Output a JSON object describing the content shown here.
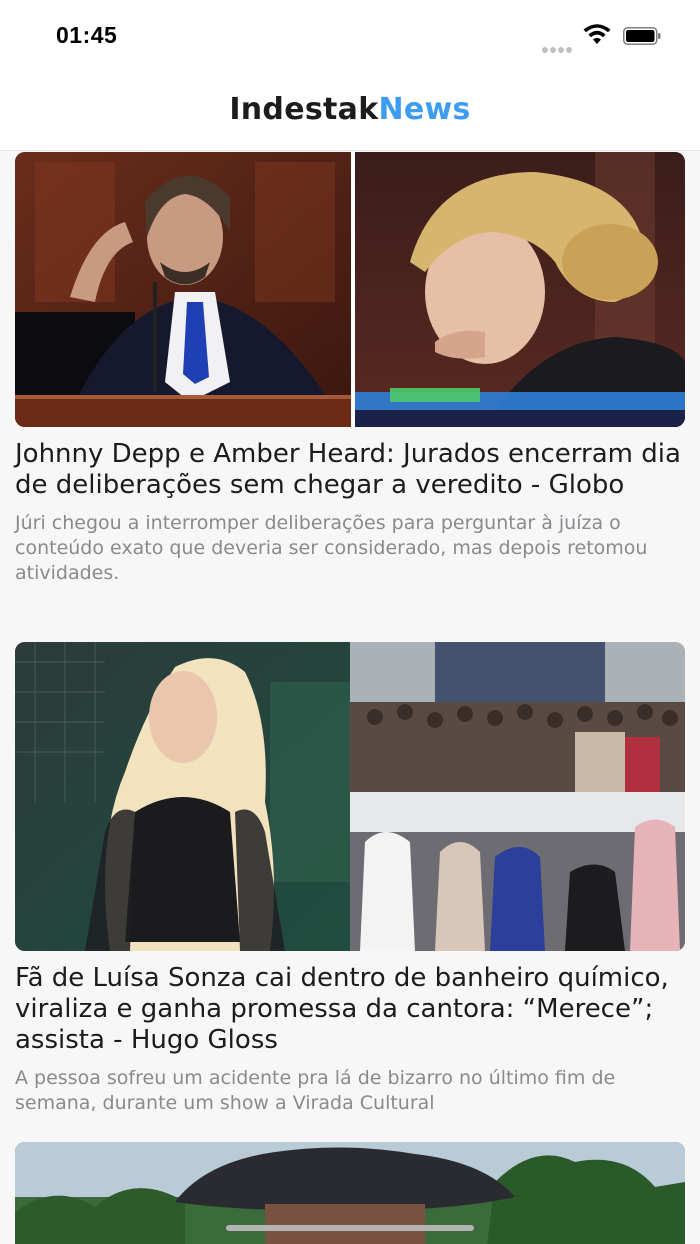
{
  "status_bar": {
    "time": "01:45",
    "icons": [
      "cellular-signal-icon",
      "wifi-icon",
      "battery-icon"
    ]
  },
  "header": {
    "brand_part1": "Indestak",
    "brand_part2": "News",
    "brand_accent_color": "#3d9cf0"
  },
  "articles": [
    {
      "headline": "Johnny Depp e Amber Heard: Jurados encerram dia de deliberações sem chegar a veredito - Globo",
      "summary": "Júri chegou a interromper deliberações para perguntar à juíza o conteúdo exato que deveria ser considerado, mas depois retomou atividades."
    },
    {
      "headline": "Fã de Luísa Sonza cai dentro de banheiro químico, viraliza e ganha promessa da cantora: “Merece”; assista - Hugo Gloss",
      "summary": "A pessoa sofreu um acidente pra lá de bizarro no último fim de semana, durante um show a Virada Cultural"
    },
    {
      "headline": "",
      "summary": ""
    }
  ]
}
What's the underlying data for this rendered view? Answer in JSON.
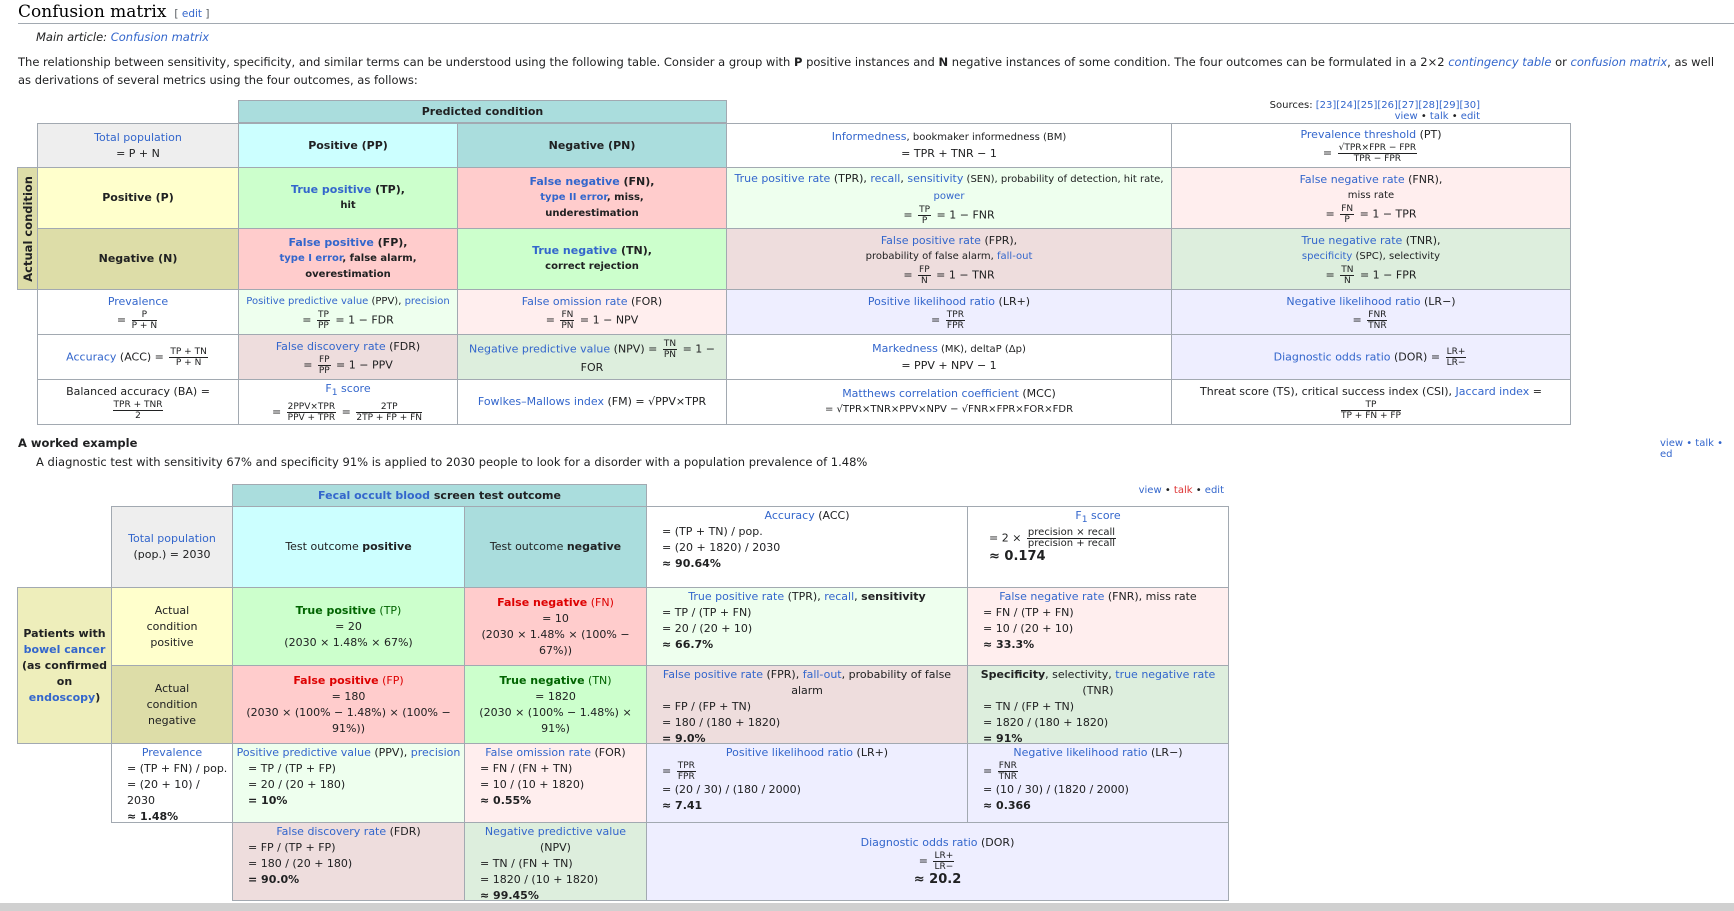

- Exercise -
Pictures within the entries must not be reproduced; everything else is to be restated verbatim.

- Task output -
Output a JSON object describing the content shown here.
{
  "status_bar": {
    "time": "01:45",
    "icons": [
      "cellular-signal-icon",
      "wifi-icon",
      "battery-icon"
    ]
  },
  "header": {
    "brand_part1": "Indestak",
    "brand_part2": "News",
    "brand_accent_color": "#3d9cf0"
  },
  "articles": [
    {
      "headline": "Johnny Depp e Amber Heard: Jurados encerram dia de deliberações sem chegar a veredito - Globo",
      "summary": "Júri chegou a interromper deliberações para perguntar à juíza o conteúdo exato que deveria ser considerado, mas depois retomou atividades."
    },
    {
      "headline": "Fã de Luísa Sonza cai dentro de banheiro químico, viraliza e ganha promessa da cantora: “Merece”; assista - Hugo Gloss",
      "summary": "A pessoa sofreu um acidente pra lá de bizarro no último fim de semana, durante um show a Virada Cultural"
    },
    {
      "headline": "",
      "summary": ""
    }
  ]
}
What's the underlying data for this rendered view? Answer in JSON.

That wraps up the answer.